**EXCERPTED TEXT:**
======

When running pinned instances on SMT hosts, it may also be necessary to
consider the impact that thread siblings can have on the instance workload. The
presence of an SMT implementation like Intel Hyper-Threading can boost
performance `by up to 30%`__ for some workloads.  However, thread siblings
share a number of components and contention on these components can diminish
performance for other workloads. For this reason, it is also possible to
explicitly request hosts with or without SMT.

__ https://software.intel.com/en-us/articles/how-to-determine-the-effectiveness-of-hyper-threading-technology-with-an-application

To configure whether an instance should be placed on a host with SMT or not, a
CPU thread policy may be specified. For workloads where sharing benefits
performance, you can request hosts **with** SMT.  To configure this, run:

.. code-block:: console

   $ openstack flavor set $FLAVOR \
     --property hw:cpu_policy=dedicated \
     --property hw:cpu_thread_policy=require

This will ensure the instance gets scheduled to a host with SMT by requesting
hosts that report the ``HW_CPU_HYPERTHREADING`` trait. It is also possible to
request this trait explicitly. To configure this, run:

.. code-block:: console

   $ openstack flavor set $FLAVOR \
     --property resources:PCPU=N \
     --property trait:HW_CPU_HYPERTHREADING=required

For other workloads where performance is impacted by contention for resources,
you can request hosts **without** SMT. To configure this, run:

.. code-block:: console

   $ openstack flavor set $FLAVOR \
     --property hw:cpu_policy=dedicated \
     --property hw:cpu_thread_policy=isolate

This will ensure the instance gets scheduled to a host without SMT by
requesting hosts that **do not** report the ``HW_CPU_HYPERTHREADING`` trait.

======

**Layout element annotations:**
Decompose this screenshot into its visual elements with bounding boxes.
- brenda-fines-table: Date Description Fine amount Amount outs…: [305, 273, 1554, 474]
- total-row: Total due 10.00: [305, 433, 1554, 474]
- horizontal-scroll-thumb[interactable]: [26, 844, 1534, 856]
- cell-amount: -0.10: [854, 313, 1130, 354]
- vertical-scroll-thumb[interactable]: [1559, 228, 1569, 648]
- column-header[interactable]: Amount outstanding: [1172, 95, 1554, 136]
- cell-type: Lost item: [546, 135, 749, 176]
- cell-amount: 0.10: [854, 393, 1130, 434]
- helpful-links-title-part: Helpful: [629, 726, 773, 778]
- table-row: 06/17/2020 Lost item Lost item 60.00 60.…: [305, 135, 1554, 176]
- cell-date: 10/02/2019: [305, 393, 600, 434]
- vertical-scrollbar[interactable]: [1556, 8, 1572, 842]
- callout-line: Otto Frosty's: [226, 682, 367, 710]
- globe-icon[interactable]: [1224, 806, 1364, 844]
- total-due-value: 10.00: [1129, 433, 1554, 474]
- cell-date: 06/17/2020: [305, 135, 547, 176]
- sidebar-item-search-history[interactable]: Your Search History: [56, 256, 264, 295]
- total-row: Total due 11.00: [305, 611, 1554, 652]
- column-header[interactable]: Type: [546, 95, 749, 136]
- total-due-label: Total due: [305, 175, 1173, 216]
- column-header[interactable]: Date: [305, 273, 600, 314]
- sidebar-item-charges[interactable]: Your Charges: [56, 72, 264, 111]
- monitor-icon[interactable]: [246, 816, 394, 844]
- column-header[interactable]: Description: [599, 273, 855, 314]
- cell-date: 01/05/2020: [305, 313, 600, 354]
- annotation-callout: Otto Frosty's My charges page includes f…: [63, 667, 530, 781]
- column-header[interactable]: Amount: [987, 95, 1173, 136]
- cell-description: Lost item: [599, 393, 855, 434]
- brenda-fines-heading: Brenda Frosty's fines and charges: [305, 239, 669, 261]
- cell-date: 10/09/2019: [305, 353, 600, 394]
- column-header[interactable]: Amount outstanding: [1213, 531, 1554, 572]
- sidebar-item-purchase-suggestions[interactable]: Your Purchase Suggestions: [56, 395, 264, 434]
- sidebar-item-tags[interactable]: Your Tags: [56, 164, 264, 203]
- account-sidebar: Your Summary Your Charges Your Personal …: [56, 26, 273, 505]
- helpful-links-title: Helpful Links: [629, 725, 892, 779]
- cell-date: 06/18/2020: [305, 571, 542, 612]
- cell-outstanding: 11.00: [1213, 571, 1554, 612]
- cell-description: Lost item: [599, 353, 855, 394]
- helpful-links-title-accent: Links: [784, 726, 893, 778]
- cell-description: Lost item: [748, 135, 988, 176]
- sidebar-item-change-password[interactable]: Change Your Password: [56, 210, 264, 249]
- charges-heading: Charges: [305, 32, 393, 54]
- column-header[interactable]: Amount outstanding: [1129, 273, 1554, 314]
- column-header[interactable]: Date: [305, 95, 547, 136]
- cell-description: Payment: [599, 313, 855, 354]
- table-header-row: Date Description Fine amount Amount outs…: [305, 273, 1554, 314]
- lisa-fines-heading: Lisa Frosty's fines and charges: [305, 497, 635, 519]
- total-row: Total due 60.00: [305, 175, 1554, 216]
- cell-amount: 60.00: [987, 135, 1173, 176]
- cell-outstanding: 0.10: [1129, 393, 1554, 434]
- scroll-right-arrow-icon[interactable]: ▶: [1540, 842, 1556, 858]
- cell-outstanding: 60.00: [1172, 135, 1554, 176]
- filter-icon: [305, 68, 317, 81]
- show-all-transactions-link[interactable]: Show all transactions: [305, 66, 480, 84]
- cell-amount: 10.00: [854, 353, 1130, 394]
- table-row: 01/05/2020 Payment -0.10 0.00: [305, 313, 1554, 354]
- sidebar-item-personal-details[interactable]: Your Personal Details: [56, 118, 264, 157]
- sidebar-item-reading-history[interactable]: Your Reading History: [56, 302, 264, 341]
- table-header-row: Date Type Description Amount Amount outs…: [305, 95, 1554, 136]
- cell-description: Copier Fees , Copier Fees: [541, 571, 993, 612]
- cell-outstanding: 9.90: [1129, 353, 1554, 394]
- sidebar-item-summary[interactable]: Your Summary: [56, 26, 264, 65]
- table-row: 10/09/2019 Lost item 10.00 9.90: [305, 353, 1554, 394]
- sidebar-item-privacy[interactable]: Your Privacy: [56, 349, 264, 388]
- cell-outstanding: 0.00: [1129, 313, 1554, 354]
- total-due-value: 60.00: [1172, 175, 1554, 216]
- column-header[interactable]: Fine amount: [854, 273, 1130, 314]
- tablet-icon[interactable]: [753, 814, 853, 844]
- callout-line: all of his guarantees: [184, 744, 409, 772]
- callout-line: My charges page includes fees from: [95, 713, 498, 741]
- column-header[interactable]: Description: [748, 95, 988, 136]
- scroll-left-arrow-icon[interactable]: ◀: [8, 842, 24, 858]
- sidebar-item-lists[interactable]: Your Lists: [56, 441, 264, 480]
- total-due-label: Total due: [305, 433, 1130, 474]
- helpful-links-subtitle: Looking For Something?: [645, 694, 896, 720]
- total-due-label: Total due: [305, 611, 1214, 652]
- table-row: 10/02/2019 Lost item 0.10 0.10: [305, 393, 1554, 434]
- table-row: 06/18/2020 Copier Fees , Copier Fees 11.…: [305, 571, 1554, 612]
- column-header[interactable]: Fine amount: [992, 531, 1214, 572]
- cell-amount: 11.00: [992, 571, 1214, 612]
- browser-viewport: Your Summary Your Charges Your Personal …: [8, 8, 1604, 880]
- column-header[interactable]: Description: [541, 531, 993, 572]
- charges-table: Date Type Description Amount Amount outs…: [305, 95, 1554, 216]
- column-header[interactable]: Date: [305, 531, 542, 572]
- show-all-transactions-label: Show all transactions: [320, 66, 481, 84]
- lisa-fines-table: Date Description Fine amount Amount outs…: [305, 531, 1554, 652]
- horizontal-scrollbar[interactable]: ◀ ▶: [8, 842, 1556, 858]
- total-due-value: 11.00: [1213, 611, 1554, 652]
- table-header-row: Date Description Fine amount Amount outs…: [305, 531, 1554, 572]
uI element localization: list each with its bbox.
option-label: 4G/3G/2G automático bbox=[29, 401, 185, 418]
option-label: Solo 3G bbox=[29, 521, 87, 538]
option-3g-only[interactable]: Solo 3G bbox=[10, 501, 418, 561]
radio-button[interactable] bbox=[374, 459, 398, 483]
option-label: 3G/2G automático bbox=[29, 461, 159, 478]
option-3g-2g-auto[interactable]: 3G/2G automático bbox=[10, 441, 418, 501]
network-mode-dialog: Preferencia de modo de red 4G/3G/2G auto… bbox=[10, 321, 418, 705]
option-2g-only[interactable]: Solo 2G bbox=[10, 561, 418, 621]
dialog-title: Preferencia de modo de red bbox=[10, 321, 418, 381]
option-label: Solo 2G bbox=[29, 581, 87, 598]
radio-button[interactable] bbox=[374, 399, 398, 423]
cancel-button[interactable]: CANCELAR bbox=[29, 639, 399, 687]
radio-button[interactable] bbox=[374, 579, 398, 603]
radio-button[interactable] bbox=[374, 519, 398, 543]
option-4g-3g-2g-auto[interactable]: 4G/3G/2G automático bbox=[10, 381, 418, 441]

======

**EXERCISE TASKS:**
1/ List every distinct setting passed with --property in the console commands of the SMT placement text above.
2/ Write what comes next in the text on SMT host placement, starting after its final sentence.

**WRITTEN ANSWERS:**
1/
hw:cpu_policy=dedicated
hw:cpu_thread_policy=require
resources:PCPU=N
trait:HW_CPU_HYPERTHREADING=required
hw:cpu_thread_policy=isolate

2/
It is also possible to request this trait explicitly. To configure this, run:

.. code-block:: console

   $ openstack flavor set $FLAVOR \
     --property resources:PCPU=N \
     --property trait:HW_CPU_HYPERTHREADING=forbidden

Finally, for workloads where performance is minimally impacted, you may use
thread siblings if available and fallback to not using them if necessary. This
is the default, but it can be set explicitly:

.. code-block:: console

   $ openstack flavor set $FLAVOR \
     --property hw:cpu_policy=dedicated \
     --property hw:cpu_thread_policy=prefer

This does not utilize traits and, as such, there is no trait-based equivalent.

.. note::

   For more information about the syntax for ``hw:cpu_thread_policy``, refer to
   :doc:`/configuration/extra-specs`.

As with CPU policies, it also possible to configure the CPU thread policy via
image metadata. This can be useful when packaging applications that require
real-time or near real-time behavior by ensuring instances created with a given
image are always pinned regardless of flavor. To configure an image to use the
``require`` CPU policy, run:

.. code-block:: console

   $ openstack image set $IMAGE \
     --property hw_cpu_policy=dedicated \
     --property hw_cpu_thread_policy=require

Likewise, to configure an image to use the ``isolate`` CPU thread policy, run:

.. code-block:: console

   $ openstack image set $IMAGE \
     --property hw_cpu_policy=dedicated \
     --property hw_cpu_thread_policy=isolate

Finally, to configure an image to use the ``prefer`` CPU thread policy, run:

.. code-block:: console

   $ openstack image set $IMAGE \
     --property hw_cpu_policy=dedicated \
     --property hw_cpu_thread_policy=prefer

If the flavor does not specify a CPU thread policy then the CPU thread policy
specified by the image (if any) will be used. If both the flavor and image
specify a CPU thread policy then they must specify the same policy, otherwise
an exception will be raised.

.. note::

   For more information about image metadata, refer to the `Image metadata`_
   guide.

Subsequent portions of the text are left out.